▸ **Task directions**: Skip every picture, and output exactly the lines starting at the one with "Give me the" and running through the last line of the material below.

-- -- --

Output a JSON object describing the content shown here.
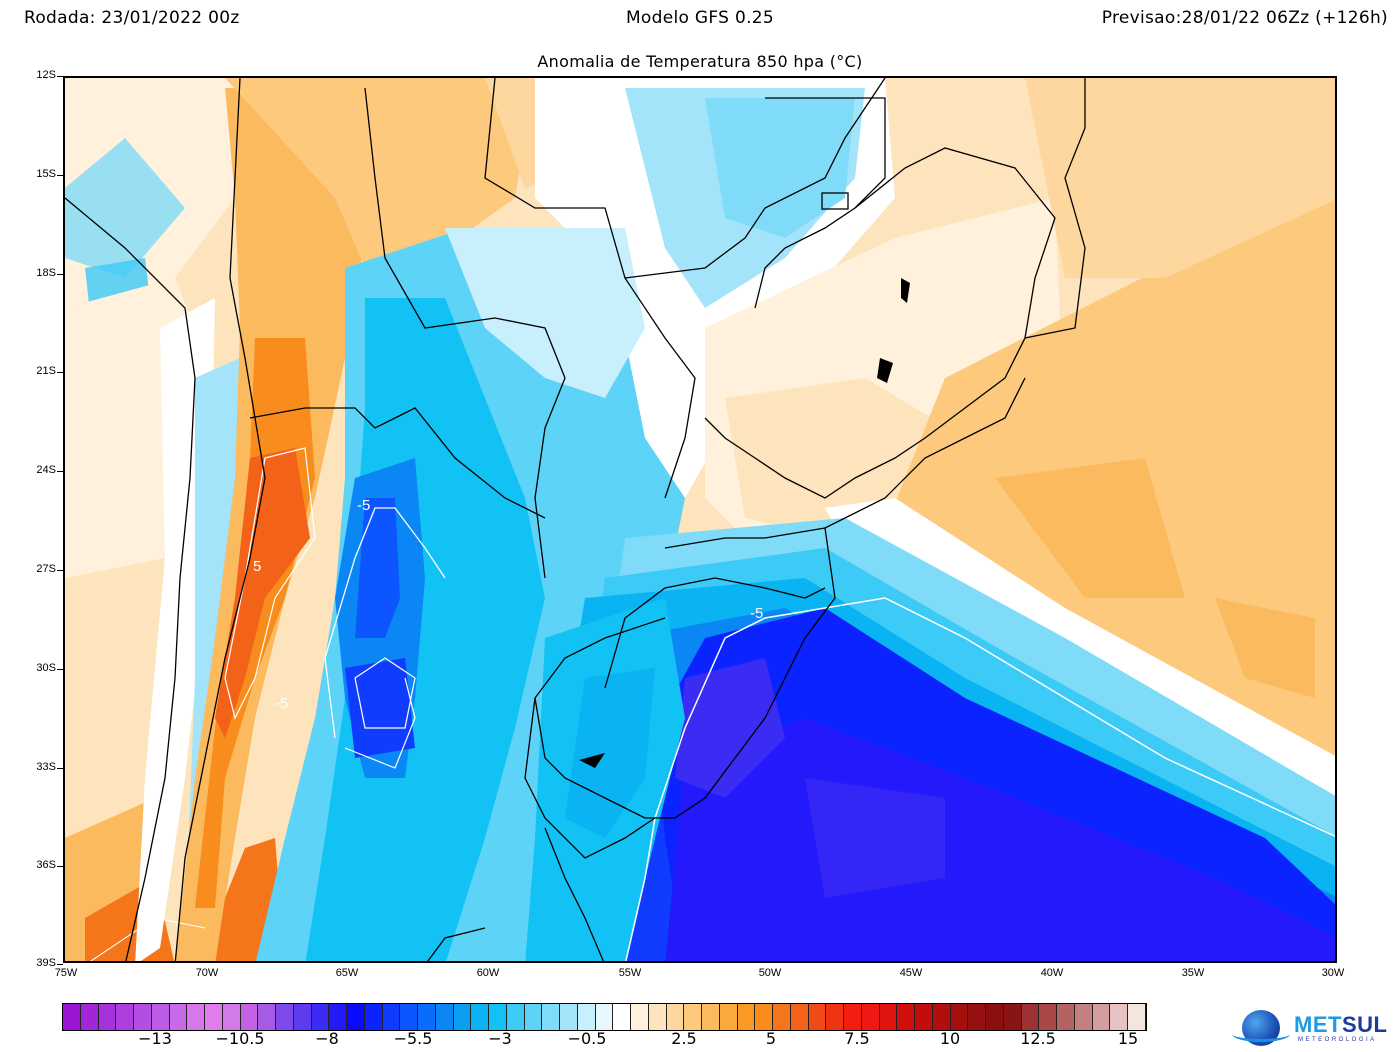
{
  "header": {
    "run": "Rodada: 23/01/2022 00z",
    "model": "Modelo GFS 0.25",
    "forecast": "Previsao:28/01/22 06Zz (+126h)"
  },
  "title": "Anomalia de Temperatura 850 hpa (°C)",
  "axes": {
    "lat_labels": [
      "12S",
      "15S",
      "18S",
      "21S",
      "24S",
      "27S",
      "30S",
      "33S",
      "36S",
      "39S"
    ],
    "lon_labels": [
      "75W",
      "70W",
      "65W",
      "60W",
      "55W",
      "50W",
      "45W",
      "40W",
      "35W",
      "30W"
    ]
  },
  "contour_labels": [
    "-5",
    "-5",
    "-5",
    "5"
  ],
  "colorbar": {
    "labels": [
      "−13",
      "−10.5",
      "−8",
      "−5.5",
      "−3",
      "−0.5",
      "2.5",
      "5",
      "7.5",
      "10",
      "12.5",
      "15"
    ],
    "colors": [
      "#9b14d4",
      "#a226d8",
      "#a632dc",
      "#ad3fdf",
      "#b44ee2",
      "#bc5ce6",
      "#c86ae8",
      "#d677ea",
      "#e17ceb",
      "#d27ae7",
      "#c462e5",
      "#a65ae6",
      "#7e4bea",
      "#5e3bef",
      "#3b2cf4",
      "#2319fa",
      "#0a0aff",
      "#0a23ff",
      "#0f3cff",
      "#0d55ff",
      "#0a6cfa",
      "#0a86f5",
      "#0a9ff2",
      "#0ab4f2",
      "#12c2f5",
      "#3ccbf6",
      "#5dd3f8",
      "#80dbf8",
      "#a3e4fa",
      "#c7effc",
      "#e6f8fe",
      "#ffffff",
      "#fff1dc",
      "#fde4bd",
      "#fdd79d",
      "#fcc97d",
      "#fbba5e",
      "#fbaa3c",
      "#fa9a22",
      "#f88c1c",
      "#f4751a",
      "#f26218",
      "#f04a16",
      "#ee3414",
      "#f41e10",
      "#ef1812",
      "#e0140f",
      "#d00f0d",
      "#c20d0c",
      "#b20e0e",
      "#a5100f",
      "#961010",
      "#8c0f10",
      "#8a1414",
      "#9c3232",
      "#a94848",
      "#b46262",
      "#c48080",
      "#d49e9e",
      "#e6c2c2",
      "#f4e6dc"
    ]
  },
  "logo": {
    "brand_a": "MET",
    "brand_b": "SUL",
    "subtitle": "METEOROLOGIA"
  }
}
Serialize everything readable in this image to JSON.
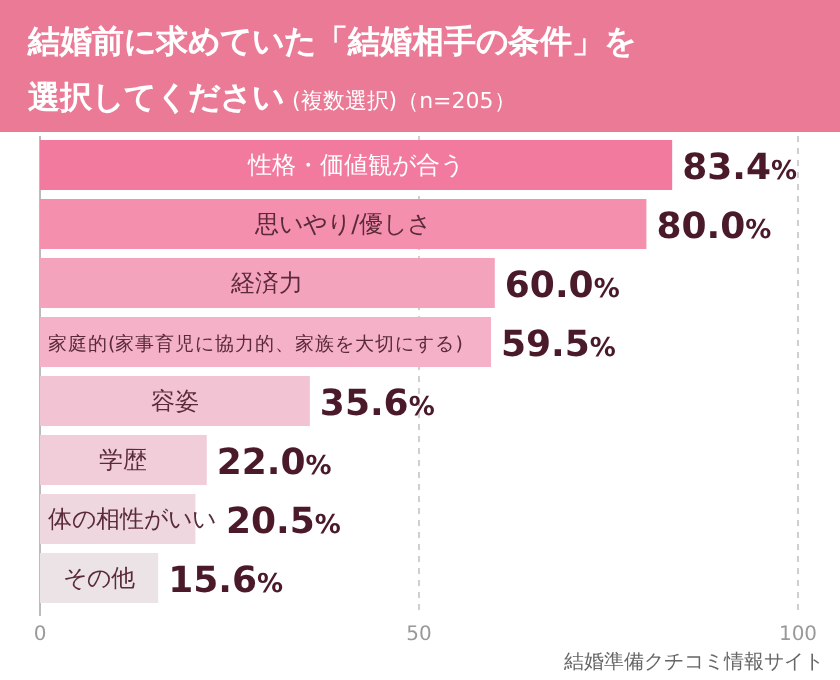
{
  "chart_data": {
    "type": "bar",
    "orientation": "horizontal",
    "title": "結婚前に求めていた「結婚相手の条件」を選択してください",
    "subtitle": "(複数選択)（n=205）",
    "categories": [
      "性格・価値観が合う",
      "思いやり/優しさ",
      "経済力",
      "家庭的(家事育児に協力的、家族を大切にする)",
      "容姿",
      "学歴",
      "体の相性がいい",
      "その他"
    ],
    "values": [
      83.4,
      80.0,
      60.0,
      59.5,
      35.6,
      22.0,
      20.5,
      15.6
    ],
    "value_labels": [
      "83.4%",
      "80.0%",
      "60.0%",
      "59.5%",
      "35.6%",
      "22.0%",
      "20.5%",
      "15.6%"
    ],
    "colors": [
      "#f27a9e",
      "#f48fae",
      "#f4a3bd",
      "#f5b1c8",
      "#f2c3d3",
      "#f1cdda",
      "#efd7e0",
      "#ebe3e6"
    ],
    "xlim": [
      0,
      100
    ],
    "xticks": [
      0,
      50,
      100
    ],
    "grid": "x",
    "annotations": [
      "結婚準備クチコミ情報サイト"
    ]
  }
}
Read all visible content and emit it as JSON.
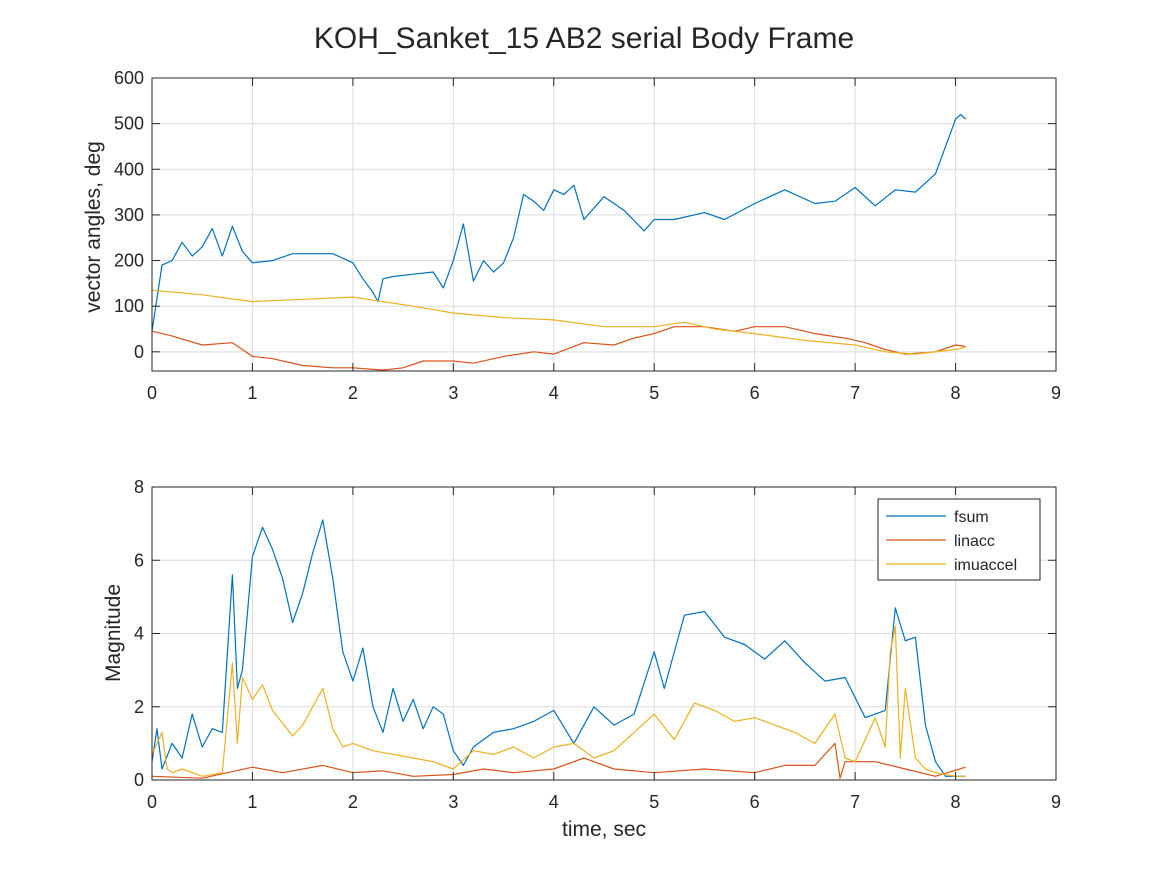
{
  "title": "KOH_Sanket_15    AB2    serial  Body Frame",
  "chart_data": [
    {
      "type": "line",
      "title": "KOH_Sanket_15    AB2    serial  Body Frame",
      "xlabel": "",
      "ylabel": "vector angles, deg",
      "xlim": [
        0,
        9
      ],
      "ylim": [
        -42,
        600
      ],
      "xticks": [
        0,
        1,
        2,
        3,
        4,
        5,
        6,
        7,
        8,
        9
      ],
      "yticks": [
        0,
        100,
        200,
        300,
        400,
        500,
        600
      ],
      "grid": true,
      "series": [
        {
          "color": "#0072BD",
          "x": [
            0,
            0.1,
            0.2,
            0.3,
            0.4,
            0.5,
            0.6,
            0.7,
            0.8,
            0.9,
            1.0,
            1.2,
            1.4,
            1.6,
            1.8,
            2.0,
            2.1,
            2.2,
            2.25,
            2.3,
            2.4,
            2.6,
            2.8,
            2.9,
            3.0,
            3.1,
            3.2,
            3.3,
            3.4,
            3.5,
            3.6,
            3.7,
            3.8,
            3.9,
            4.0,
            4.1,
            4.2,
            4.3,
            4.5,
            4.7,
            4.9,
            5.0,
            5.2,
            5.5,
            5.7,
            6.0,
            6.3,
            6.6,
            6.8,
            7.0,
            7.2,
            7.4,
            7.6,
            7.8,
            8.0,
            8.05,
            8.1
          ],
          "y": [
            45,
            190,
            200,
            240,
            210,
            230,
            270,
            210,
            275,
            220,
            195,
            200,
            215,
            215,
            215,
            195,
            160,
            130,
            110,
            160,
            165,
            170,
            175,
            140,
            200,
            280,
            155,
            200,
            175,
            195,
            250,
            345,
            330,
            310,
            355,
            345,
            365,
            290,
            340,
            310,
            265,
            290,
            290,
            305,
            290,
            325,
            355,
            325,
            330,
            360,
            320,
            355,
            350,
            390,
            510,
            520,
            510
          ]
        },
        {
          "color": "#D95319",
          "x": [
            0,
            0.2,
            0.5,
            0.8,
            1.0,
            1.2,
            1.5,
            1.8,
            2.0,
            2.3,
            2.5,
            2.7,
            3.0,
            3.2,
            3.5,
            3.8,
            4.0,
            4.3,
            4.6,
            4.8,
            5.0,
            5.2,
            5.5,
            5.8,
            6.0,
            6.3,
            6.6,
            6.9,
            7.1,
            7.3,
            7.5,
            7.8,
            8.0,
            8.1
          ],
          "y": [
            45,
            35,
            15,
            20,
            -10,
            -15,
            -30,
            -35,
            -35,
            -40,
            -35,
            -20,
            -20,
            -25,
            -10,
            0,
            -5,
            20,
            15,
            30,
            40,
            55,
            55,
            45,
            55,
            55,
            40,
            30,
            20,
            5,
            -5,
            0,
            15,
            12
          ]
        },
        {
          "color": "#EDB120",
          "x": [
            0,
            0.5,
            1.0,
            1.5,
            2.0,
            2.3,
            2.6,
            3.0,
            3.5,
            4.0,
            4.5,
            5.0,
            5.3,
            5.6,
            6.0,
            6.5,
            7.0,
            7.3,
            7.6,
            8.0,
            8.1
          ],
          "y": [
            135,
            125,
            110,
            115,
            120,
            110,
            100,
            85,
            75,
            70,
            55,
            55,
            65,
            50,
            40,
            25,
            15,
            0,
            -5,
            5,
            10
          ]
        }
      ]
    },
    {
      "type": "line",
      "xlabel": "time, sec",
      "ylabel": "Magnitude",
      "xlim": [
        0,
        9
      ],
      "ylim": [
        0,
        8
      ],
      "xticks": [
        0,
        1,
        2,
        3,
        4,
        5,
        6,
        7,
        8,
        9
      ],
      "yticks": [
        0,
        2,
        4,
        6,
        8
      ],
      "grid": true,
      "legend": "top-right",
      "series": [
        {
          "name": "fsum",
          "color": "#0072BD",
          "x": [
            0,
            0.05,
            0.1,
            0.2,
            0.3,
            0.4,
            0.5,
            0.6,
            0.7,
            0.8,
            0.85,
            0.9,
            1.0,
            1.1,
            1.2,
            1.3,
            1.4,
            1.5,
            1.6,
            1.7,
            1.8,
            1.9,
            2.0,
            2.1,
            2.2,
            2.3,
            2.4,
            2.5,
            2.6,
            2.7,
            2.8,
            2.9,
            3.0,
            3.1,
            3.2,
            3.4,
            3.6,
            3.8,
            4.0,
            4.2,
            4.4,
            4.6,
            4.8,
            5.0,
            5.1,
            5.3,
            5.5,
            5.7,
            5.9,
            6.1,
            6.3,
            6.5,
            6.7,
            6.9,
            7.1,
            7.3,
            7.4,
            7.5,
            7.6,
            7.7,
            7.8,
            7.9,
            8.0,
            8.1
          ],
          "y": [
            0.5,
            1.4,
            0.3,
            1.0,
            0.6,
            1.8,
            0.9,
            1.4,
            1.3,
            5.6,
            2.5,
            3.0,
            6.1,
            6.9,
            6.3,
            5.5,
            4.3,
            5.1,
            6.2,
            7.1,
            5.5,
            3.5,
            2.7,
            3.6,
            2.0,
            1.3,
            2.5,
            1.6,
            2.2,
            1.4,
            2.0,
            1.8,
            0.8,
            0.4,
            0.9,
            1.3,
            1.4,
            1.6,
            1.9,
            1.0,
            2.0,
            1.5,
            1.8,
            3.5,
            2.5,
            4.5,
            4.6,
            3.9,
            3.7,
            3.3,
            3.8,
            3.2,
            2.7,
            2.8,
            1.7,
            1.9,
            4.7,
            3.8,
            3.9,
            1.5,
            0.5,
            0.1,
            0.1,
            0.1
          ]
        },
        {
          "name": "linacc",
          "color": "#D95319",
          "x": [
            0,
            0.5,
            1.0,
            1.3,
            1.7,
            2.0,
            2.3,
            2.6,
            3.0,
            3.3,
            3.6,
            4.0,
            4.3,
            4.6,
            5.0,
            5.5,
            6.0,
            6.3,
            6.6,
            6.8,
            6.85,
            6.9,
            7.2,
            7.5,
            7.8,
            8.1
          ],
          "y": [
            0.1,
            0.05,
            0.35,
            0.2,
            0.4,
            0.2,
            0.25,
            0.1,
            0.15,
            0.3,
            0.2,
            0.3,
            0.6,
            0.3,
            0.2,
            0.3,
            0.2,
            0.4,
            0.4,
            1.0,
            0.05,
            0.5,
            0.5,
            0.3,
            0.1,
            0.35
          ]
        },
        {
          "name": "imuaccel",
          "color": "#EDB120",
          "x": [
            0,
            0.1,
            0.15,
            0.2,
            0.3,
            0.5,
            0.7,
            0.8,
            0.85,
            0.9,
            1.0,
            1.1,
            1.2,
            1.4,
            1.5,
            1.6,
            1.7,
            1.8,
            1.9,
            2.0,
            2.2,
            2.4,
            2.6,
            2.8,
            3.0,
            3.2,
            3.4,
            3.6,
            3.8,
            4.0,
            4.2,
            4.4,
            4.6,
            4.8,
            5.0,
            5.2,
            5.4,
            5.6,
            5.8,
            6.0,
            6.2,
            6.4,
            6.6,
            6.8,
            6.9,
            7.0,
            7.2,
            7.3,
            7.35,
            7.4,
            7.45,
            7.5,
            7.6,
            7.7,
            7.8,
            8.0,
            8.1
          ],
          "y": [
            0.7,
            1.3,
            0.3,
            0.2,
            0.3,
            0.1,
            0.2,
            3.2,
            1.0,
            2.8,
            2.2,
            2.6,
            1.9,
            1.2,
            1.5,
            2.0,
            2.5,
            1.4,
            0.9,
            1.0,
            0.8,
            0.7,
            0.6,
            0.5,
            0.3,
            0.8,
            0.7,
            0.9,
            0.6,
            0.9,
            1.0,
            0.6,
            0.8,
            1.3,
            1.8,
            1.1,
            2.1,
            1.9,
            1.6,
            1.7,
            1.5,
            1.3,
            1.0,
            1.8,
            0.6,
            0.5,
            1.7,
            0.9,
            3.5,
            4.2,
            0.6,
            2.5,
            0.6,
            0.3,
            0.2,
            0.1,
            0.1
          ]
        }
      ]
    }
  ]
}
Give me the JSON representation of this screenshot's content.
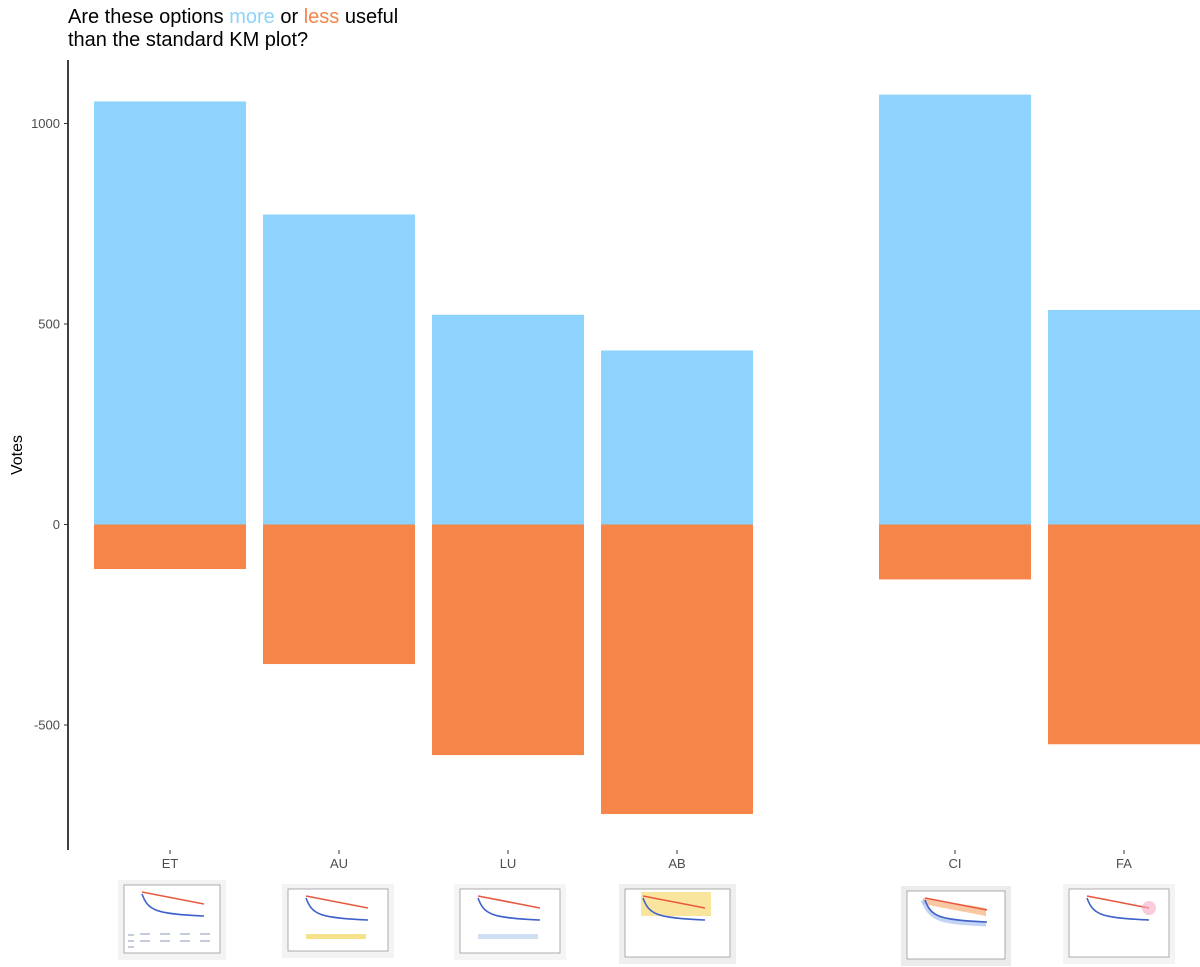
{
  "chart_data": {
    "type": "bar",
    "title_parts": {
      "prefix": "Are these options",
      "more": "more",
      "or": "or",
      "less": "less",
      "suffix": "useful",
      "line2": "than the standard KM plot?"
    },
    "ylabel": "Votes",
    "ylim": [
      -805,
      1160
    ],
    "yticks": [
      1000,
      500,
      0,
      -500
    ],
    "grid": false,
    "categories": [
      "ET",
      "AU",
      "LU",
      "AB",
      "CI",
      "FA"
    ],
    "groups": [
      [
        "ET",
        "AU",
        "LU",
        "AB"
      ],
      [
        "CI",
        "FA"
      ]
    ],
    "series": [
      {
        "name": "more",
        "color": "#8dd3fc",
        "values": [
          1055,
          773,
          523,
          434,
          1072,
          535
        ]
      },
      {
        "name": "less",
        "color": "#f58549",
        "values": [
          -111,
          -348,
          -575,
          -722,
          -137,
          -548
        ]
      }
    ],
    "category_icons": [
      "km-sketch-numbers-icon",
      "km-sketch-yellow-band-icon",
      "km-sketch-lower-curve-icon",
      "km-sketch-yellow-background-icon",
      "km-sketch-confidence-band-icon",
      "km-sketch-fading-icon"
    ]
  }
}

-- -- --

▸ **Task answer**:
Give me the JSON representation of this screenshot's content.
{
  "chart_data": {
    "type": "bar",
    "title_parts": {
      "prefix": "Are these options",
      "more": "more",
      "or": "or",
      "less": "less",
      "suffix": "useful",
      "line2": "than the standard KM plot?"
    },
    "ylabel": "Votes",
    "ylim": [
      -805,
      1160
    ],
    "yticks": [
      1000,
      500,
      0,
      -500
    ],
    "grid": false,
    "categories": [
      "ET",
      "AU",
      "LU",
      "AB",
      "CI",
      "FA"
    ],
    "groups": [
      [
        "ET",
        "AU",
        "LU",
        "AB"
      ],
      [
        "CI",
        "FA"
      ]
    ],
    "series": [
      {
        "name": "more",
        "color": "#8dd3fc",
        "values": [
          1055,
          773,
          523,
          434,
          1072,
          535
        ]
      },
      {
        "name": "less",
        "color": "#f58549",
        "values": [
          -111,
          -348,
          -575,
          -722,
          -137,
          -548
        ]
      }
    ],
    "category_icons": [
      "km-sketch-numbers-icon",
      "km-sketch-yellow-band-icon",
      "km-sketch-lower-curve-icon",
      "km-sketch-yellow-background-icon",
      "km-sketch-confidence-band-icon",
      "km-sketch-fading-icon"
    ]
  }
}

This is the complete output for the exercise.